Chart and figure data >>
★ ★ ★ ★

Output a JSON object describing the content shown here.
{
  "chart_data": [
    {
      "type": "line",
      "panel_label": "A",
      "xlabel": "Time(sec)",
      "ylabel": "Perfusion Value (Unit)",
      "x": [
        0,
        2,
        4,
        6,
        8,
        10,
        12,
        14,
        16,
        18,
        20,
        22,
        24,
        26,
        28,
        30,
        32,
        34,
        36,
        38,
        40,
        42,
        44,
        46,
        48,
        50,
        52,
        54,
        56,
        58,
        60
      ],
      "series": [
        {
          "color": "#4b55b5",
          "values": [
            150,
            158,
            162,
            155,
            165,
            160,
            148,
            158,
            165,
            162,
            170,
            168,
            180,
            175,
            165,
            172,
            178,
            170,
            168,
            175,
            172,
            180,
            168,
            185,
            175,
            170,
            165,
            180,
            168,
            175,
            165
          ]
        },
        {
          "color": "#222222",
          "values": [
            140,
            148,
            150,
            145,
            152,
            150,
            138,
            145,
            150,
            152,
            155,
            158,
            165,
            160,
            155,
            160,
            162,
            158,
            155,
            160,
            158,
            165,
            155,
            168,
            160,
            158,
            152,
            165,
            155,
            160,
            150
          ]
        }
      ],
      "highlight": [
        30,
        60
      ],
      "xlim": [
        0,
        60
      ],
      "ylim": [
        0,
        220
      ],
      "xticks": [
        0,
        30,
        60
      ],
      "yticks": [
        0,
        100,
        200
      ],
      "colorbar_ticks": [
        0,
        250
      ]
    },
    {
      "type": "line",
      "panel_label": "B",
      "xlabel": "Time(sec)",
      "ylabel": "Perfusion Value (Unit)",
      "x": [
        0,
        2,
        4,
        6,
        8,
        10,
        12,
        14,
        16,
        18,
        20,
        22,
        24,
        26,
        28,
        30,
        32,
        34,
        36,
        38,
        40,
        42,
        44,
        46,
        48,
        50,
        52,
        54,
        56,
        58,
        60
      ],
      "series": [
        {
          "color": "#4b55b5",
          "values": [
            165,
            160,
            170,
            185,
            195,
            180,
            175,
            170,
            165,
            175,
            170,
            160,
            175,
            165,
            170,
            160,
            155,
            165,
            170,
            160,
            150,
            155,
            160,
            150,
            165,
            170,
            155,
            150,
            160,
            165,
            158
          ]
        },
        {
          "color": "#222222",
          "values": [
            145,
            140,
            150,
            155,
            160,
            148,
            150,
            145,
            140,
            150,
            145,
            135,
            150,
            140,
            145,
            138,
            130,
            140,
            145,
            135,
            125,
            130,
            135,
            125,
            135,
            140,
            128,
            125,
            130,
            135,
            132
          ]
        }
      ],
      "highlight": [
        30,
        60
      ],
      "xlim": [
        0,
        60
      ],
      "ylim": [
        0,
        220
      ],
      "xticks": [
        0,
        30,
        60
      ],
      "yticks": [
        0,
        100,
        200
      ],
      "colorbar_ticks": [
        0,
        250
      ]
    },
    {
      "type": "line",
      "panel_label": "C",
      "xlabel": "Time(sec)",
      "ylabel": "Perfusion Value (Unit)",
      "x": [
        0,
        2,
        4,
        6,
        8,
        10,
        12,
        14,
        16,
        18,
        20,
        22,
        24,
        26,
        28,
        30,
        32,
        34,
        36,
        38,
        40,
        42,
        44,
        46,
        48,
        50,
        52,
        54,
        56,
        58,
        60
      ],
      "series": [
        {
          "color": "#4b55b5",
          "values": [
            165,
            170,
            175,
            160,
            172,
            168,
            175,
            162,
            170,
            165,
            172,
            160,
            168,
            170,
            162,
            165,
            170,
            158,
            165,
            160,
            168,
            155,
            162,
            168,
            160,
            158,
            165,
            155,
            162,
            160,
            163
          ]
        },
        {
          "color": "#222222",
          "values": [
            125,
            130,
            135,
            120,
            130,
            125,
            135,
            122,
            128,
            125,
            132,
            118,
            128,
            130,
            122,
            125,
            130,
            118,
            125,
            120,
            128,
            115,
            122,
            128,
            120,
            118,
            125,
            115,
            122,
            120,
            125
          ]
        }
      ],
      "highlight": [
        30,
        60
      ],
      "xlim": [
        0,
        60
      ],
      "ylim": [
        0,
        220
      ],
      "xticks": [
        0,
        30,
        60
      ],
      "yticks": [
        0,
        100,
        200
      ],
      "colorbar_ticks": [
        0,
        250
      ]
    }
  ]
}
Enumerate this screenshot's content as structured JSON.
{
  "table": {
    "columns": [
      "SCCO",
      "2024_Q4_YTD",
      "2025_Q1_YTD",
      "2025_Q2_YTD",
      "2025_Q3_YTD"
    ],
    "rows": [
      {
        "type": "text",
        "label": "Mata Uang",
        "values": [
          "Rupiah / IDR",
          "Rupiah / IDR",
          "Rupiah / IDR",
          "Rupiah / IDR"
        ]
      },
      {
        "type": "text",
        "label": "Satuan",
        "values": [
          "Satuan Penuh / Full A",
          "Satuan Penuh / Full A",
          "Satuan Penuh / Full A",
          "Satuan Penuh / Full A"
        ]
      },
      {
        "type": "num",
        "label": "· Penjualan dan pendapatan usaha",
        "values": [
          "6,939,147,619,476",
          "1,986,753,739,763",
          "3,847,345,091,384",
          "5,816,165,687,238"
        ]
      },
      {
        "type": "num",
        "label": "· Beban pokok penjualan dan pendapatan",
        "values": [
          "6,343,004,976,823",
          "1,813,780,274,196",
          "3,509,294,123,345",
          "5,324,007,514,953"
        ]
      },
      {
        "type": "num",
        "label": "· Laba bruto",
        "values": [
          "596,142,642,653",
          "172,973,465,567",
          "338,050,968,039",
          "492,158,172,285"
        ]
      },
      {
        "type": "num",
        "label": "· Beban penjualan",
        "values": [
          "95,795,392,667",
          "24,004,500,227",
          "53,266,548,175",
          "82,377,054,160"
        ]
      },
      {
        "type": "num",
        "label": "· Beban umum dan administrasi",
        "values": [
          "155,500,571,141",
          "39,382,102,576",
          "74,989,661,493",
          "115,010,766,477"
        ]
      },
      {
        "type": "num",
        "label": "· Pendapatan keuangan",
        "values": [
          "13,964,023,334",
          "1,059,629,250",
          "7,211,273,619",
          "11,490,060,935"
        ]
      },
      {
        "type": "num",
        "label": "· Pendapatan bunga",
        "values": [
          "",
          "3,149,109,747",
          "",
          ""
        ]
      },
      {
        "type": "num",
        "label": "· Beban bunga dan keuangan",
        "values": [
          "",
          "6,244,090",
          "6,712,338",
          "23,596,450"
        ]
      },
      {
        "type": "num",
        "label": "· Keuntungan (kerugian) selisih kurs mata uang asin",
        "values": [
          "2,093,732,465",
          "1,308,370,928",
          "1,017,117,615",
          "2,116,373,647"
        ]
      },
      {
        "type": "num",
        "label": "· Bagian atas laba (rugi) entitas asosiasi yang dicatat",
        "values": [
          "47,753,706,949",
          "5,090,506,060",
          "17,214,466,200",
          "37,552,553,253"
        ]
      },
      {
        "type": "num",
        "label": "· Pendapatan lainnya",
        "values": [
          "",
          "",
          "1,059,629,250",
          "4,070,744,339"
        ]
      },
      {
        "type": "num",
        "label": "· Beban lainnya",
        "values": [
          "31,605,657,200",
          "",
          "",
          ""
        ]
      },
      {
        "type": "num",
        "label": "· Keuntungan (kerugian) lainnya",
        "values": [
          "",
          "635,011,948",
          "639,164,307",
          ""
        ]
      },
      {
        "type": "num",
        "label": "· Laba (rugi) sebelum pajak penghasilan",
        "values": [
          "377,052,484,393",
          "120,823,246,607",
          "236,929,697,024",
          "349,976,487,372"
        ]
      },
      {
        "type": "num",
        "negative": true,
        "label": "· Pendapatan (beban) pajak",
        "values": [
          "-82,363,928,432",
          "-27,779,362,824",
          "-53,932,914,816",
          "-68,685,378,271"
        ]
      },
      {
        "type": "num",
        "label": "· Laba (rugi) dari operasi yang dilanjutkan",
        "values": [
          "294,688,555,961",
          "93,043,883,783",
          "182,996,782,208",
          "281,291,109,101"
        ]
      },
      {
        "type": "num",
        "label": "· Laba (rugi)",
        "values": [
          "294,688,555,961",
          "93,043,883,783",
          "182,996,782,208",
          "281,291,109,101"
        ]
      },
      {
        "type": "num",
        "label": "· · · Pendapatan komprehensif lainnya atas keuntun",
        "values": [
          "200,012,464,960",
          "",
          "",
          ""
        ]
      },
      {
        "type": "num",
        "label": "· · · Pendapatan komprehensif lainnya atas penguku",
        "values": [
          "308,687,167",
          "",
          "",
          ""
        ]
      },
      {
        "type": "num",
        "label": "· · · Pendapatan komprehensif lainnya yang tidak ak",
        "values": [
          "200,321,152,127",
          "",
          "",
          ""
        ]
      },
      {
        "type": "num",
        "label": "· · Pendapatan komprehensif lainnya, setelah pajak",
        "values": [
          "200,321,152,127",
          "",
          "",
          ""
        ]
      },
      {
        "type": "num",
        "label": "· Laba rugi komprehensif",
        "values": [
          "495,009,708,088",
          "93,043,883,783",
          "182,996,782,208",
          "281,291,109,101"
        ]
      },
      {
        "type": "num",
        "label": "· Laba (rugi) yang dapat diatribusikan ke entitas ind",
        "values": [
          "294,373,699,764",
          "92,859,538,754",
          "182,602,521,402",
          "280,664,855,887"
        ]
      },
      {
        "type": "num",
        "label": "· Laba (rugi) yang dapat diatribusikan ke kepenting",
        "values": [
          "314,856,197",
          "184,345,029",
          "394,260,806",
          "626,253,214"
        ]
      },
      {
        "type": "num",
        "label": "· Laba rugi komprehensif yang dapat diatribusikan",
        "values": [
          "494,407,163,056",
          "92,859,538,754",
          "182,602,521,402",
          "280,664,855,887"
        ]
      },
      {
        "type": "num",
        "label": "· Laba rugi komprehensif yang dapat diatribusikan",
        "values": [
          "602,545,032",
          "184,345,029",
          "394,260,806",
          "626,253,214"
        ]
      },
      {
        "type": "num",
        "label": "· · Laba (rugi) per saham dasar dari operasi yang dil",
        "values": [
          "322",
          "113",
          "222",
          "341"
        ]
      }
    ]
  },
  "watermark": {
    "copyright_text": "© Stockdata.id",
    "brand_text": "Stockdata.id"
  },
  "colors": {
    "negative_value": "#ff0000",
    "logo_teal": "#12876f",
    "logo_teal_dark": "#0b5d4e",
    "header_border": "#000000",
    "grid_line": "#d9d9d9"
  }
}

★ ★ ★ ★

WHAT YOU WILL DO >> Check each line of the records above for "diatribusikan", and copy those that have it.

ANSWER FOR THIS EXERCISE >>
        "label": "· Laba (rugi) yang dapat diatribusikan ke entitas ind",
        "label": "· Laba (rugi) yang dapat diatribusikan ke kepenting",
        "label": "· Laba rugi komprehensif yang dapat diatribusikan",
        "label": "· Laba rugi komprehensif yang dapat diatribusikan",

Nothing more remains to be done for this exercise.